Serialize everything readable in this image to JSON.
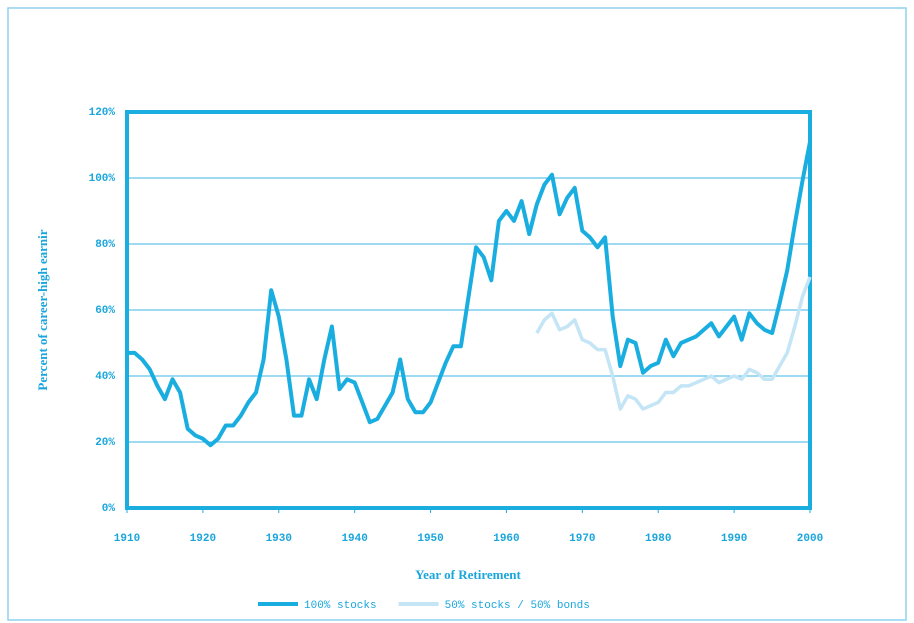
{
  "chart_data": {
    "type": "line",
    "xlabel": "Year of Retirement",
    "ylabel": "Percent of career-high earnir",
    "x": [
      1910,
      1911,
      1912,
      1913,
      1914,
      1915,
      1916,
      1917,
      1918,
      1919,
      1920,
      1921,
      1922,
      1923,
      1924,
      1925,
      1926,
      1927,
      1928,
      1929,
      1930,
      1931,
      1932,
      1933,
      1934,
      1935,
      1936,
      1937,
      1938,
      1939,
      1940,
      1941,
      1942,
      1943,
      1944,
      1945,
      1946,
      1947,
      1948,
      1949,
      1950,
      1951,
      1952,
      1953,
      1954,
      1955,
      1956,
      1957,
      1958,
      1959,
      1960,
      1961,
      1962,
      1963,
      1964,
      1965,
      1966,
      1967,
      1968,
      1969,
      1970,
      1971,
      1972,
      1973,
      1974,
      1975,
      1976,
      1977,
      1978,
      1979,
      1980,
      1981,
      1982,
      1983,
      1984,
      1985,
      1986,
      1987,
      1988,
      1989,
      1990,
      1991,
      1992,
      1993,
      1994,
      1995,
      1996,
      1997,
      1998,
      1999,
      2000
    ],
    "series": [
      {
        "name": "100% stocks",
        "color": "#1aaee0",
        "values": [
          47,
          47,
          45,
          42,
          37,
          33,
          39,
          35,
          24,
          22,
          21,
          19,
          21,
          25,
          25,
          28,
          32,
          35,
          45,
          66,
          58,
          45,
          28,
          28,
          39,
          33,
          45,
          55,
          36,
          39,
          38,
          32,
          26,
          27,
          31,
          35,
          45,
          33,
          29,
          29,
          32,
          38,
          44,
          49,
          49,
          64,
          79,
          76,
          69,
          87,
          90,
          87,
          93,
          83,
          92,
          98,
          101,
          89,
          94,
          97,
          84,
          82,
          79,
          82,
          58,
          43,
          51,
          50,
          41,
          43,
          44,
          51,
          46,
          50,
          51,
          52,
          54,
          56,
          52,
          55,
          58,
          51,
          59,
          56,
          54,
          53,
          62,
          72,
          86,
          99,
          111
        ]
      },
      {
        "name": "50% stocks / 50% bonds",
        "color": "#c4e5f5",
        "values": [
          null,
          null,
          null,
          null,
          null,
          null,
          null,
          null,
          null,
          null,
          null,
          null,
          null,
          null,
          null,
          null,
          null,
          null,
          null,
          null,
          null,
          null,
          null,
          null,
          null,
          null,
          null,
          null,
          null,
          null,
          null,
          null,
          null,
          null,
          null,
          null,
          null,
          null,
          null,
          null,
          null,
          null,
          null,
          null,
          null,
          null,
          null,
          null,
          null,
          null,
          null,
          null,
          null,
          null,
          53,
          57,
          59,
          54,
          55,
          57,
          51,
          50,
          48,
          48,
          40,
          30,
          34,
          33,
          30,
          31,
          32,
          35,
          35,
          37,
          37,
          38,
          39,
          40,
          38,
          39,
          40,
          39,
          42,
          41,
          39,
          39,
          43,
          47,
          55,
          64,
          70
        ]
      }
    ],
    "xlim": [
      1910,
      2000
    ],
    "xticks": [
      1910,
      1920,
      1930,
      1940,
      1950,
      1960,
      1970,
      1980,
      1990,
      2000
    ],
    "ylim": [
      0,
      120
    ],
    "yticks": [
      {
        "value": 0,
        "label": "0%"
      },
      {
        "value": 20,
        "label": "20%"
      },
      {
        "value": 40,
        "label": "40%"
      },
      {
        "value": 60,
        "label": "60%"
      },
      {
        "value": 80,
        "label": "80%"
      },
      {
        "value": 100,
        "label": "100%"
      },
      {
        "value": 120,
        "label": "120%"
      }
    ],
    "grid": true,
    "legend": "bottom"
  }
}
# # # #
Written problem: Find how many lines hold the string "stocks", and state that number alone.

Full answer: 2